(Stored entries)
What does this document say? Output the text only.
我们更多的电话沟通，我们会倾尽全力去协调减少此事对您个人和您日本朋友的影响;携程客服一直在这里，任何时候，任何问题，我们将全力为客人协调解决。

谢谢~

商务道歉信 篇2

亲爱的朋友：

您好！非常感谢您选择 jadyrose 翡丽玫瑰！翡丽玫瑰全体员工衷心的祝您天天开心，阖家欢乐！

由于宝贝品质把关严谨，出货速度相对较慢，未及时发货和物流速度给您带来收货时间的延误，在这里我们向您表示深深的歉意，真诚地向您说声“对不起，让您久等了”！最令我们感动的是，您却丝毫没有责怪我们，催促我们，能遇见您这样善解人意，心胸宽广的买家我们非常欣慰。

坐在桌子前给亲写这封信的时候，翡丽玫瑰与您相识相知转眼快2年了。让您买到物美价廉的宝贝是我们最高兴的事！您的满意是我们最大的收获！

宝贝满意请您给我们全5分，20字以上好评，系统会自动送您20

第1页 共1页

=== What is needed ===
Output all of the data above without any alteration.

=== Output below ===
What does this document say? Output the text only.
我们更多的电话沟通，我们会倾尽全力去协调减少此事对您个人和您日本朋友的影响;携程客服一直在这里，任何时候，任何问题，我们将全力为客人协调解决。

谢谢~

商务道歉信 篇2

亲爱的朋友：

您好！非常感谢您选择 jadyrose 翡丽玫瑰！翡丽玫瑰全体员工衷心的祝您天天开心，阖家欢乐！

由于宝贝品质把关严谨，出货速度相对较慢，未及时发货和物流速度给您带来收货时间的延误，在这里我们向您表示深深的歉意，真诚地向您说声“对不起，让您久等了”！最令我们感动的是，您却丝毫没有责怪我们，催促我们，能遇见您这样善解人意，心胸宽广的买家我们非常欣慰。

坐在桌子前给亲写这封信的时候，翡丽玫瑰与您相识相知转眼快2年了。让您买到物美价廉的宝贝是我们最高兴的事！您的满意是我们最大的收获！

宝贝满意请您给我们全5分，20字以上好评，系统会自动送您20

第1页 共1页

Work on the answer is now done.